### Trecho da fonte ###

Em outras palavras: a Bíblia não é um livro de filosofia, de metafísica ou de antropologia.


Assim, não vemos nela um conceito claro de alma, corpo, espírito etc. Muito por causa
disso, a teologia sempre se preocupou de beber de sistemas filosóficos, como o aristotélico,
por exemplo, para explicitar melhor o contido na Bíblia.

No âmbito das ciências naturais

Já vimos que a Bíblia não pretende instruir-nos sobre a conformação física das coisas; os
autores sagrados falam disto seguindo as opiniões comuns da sua época, como já haviam
intuído Santo Agostinho e São Tomás. As idéias podem mudar, a ciência pode e deve
progredir, sem que a mensagem bíblica venha a sofrer com isto. Ao enfrentar estes
problemas, é fundamental que não se cometam extrapolações. O biblista e o teólogo devem
vigiar para que não se emprestem à Bíblia afirmações que ela não faz; mas também o
cientista deve estar atento a não introduzir, na sua teoria, de maneira sub-reptícia, alguma
afirmação metafisicamente errônea. «Por exemplo, a idéia de criação, corretamente
entendida, deixa intacta a questão de como DEUS cria, quais as partes que ele confia às
causas segundas na produção dos efeitos devidos ao seu ato criador, das etapas através
das quais passou a história evolucionista da criação etc.»185. Também na delicada questão
da afirmação bíblica da unidade do gênero humano e da nossa universal solidariedade «em
Adão», comparada com o problema paleontológico do «monofiletismo» ou «polifiletismo»

###

§ Tarefas propostas
- A) Transcreva do texto sobre a Bíblia e as ciências naturais o trecho que começa em "Assim, não vemos" e termina em "contido na Bíblia.".
- B) No texto sobre a Bíblia e as ciências naturais, quem já havia intuído que os autores sagrados falam da conformação física das coisas seguindo as opiniões comuns da sua época?
- C) Prossiga o texto sobre a Bíblia e as ciências naturais a partir do ponto em que ele termina.

### Dados fornecidos ###

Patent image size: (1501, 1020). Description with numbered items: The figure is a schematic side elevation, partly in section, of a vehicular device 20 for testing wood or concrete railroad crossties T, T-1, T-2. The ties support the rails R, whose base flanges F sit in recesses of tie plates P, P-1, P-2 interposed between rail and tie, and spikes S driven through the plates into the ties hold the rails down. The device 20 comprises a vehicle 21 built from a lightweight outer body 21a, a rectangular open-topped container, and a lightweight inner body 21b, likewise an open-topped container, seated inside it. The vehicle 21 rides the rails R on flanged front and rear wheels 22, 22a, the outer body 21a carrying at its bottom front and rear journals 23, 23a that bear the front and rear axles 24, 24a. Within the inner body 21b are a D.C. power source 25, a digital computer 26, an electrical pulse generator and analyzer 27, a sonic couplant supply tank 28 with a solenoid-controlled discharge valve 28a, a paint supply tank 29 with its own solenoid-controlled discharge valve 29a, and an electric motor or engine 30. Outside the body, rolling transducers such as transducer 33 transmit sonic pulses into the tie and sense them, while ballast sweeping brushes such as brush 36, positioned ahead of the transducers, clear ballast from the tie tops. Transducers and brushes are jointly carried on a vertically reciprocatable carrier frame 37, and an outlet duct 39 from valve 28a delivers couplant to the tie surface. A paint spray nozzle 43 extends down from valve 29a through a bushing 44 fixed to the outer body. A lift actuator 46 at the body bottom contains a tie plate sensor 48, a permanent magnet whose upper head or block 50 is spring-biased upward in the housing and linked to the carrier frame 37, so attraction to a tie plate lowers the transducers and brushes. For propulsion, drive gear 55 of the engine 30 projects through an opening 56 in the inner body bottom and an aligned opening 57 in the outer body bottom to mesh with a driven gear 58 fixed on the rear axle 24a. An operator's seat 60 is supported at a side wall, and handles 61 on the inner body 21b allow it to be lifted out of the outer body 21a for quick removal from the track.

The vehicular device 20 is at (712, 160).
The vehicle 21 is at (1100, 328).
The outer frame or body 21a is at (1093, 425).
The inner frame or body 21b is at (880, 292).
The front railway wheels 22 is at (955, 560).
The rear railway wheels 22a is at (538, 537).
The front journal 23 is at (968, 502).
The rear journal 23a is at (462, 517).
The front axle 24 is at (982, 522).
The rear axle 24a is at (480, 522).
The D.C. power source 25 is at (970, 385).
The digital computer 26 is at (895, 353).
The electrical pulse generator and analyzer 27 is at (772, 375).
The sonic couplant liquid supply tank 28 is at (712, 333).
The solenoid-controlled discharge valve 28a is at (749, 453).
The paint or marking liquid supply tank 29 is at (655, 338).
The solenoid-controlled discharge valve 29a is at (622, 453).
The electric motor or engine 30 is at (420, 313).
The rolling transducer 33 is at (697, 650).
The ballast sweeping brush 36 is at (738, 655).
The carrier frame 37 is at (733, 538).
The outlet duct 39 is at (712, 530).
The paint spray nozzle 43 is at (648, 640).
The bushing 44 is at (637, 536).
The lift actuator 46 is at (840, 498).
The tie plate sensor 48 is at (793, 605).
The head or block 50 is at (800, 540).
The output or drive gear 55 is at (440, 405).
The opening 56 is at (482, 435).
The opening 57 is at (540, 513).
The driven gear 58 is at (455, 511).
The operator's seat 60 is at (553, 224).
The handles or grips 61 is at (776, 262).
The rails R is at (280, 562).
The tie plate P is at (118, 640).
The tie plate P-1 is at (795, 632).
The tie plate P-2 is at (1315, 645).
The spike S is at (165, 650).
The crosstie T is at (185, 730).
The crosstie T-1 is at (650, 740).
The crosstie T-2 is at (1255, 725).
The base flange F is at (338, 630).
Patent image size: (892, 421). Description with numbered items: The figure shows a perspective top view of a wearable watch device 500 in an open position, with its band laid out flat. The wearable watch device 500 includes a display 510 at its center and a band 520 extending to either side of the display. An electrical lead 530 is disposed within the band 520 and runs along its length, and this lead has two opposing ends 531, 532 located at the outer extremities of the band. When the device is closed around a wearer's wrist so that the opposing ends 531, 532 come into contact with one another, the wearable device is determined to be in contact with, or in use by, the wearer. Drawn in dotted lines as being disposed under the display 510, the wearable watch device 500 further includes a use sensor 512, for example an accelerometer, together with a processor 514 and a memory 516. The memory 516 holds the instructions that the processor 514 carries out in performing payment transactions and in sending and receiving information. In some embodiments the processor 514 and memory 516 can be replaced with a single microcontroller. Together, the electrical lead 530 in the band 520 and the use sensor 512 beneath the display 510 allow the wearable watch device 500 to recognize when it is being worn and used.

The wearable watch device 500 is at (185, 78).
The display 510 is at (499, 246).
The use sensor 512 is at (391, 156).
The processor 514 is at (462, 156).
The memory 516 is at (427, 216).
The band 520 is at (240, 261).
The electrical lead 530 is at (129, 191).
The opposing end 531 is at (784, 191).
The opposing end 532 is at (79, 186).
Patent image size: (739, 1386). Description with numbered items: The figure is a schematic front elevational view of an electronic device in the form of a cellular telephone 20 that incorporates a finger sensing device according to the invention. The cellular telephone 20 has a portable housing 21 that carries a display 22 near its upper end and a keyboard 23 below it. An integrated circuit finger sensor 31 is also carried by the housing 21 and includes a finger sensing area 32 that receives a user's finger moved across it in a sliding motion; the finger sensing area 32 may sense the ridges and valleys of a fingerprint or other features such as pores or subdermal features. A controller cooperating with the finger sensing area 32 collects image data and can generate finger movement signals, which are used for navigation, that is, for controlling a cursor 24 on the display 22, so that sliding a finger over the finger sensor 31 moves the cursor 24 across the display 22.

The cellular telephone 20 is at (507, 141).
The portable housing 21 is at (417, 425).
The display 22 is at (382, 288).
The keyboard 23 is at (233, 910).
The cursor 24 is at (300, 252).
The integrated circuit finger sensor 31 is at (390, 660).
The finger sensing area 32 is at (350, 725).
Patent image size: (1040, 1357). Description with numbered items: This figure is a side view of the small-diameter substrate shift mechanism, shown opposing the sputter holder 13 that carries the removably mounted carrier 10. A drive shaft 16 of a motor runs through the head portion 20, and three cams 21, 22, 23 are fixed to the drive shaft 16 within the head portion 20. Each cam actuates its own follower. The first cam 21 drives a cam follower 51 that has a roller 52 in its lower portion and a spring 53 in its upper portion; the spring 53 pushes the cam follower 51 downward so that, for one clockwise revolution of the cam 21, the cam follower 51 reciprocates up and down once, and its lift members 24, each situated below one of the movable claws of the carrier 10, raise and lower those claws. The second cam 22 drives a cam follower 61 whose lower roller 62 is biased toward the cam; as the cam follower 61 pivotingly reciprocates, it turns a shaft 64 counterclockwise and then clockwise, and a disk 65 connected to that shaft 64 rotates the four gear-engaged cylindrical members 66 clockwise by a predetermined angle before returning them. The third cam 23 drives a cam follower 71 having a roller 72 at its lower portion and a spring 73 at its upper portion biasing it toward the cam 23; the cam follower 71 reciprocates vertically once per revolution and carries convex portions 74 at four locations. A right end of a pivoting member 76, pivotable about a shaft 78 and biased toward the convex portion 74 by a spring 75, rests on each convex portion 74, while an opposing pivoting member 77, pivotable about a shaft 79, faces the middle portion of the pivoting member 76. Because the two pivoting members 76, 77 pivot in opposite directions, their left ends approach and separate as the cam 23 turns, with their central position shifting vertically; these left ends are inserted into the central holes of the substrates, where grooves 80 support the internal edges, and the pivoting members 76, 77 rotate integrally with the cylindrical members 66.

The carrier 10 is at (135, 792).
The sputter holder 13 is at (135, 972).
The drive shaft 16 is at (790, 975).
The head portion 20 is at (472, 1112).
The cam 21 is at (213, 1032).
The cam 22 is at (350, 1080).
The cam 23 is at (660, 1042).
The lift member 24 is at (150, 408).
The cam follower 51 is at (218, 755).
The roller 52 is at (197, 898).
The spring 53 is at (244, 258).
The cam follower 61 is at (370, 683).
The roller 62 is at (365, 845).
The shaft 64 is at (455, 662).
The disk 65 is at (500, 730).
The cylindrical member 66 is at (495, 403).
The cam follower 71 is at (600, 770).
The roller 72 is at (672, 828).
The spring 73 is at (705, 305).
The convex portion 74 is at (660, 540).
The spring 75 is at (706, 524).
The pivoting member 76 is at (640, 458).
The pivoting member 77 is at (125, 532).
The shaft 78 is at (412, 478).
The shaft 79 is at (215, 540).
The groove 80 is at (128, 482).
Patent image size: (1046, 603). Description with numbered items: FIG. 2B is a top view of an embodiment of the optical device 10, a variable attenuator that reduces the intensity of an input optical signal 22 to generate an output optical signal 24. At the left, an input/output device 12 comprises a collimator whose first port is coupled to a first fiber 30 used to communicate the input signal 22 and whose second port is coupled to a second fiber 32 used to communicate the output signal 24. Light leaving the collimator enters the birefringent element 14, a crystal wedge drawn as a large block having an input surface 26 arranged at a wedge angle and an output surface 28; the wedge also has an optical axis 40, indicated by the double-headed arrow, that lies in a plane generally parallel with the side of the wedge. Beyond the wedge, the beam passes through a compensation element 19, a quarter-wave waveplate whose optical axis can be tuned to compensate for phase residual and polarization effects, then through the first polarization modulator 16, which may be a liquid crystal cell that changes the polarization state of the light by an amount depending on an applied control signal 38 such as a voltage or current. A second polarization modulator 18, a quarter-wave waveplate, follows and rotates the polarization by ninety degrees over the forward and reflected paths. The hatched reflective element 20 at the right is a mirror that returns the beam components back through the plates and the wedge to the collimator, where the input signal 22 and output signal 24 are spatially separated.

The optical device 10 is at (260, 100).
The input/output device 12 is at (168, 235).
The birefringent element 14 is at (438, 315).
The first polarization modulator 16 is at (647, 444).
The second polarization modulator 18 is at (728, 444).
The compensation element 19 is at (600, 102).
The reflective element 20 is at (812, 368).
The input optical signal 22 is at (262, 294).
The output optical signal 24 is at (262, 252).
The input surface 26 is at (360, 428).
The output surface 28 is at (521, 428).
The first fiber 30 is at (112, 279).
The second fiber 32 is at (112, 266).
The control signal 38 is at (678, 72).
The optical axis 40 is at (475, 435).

###

§ Respostas
- A)
Assim, não vemos nela um conceito claro de alma, corpo, espírito etc. Muito por causa
disso, a teologia sempre se preocupou de beber de sistemas filosóficos, como o aristotélico,
por exemplo, para explicitar melhor o contido na Bíblia.

- B) Santo Agostinho e São Tomás.

- C)
(estes, mais do que «monogenismo» ou «Poligenismo», são os termos científicos do
problema), é necessária muita cautela. A Própria Encíclica Humani generis de Pio XII, de
1950, usava uma linguagem matizada, em forma negativa: «... Ora não aparece de algum
modo como estas afirmações se possam harmonizar (não diz: «De modo algum se podem
harmonizar») com o que as fontes da Revelação e os atos do Magistério da Igreja nos
ensinam sobre o pecado original ...» (DS 3897). E, com efeito, a reflexão dos teólogos
empenhou-se em explicar a doutrina bíblica e católica do pecado original também num
contexto de hipótese «filetística» da criação do homem.
Assim, a mensagem bíblica sempre será válida, pois sua base fundante independe de
eventuais descobrimentos científicos.

No âmbito da história

O problema da «história» na revelação bíblica e na sua interpretação envolve muitos


aspectos, entre os quais está o da variedade do gênero literário «histórico»; aqui interessa-
nos aplicar o objeto formal específico da revelação bíblica no âmbito da história.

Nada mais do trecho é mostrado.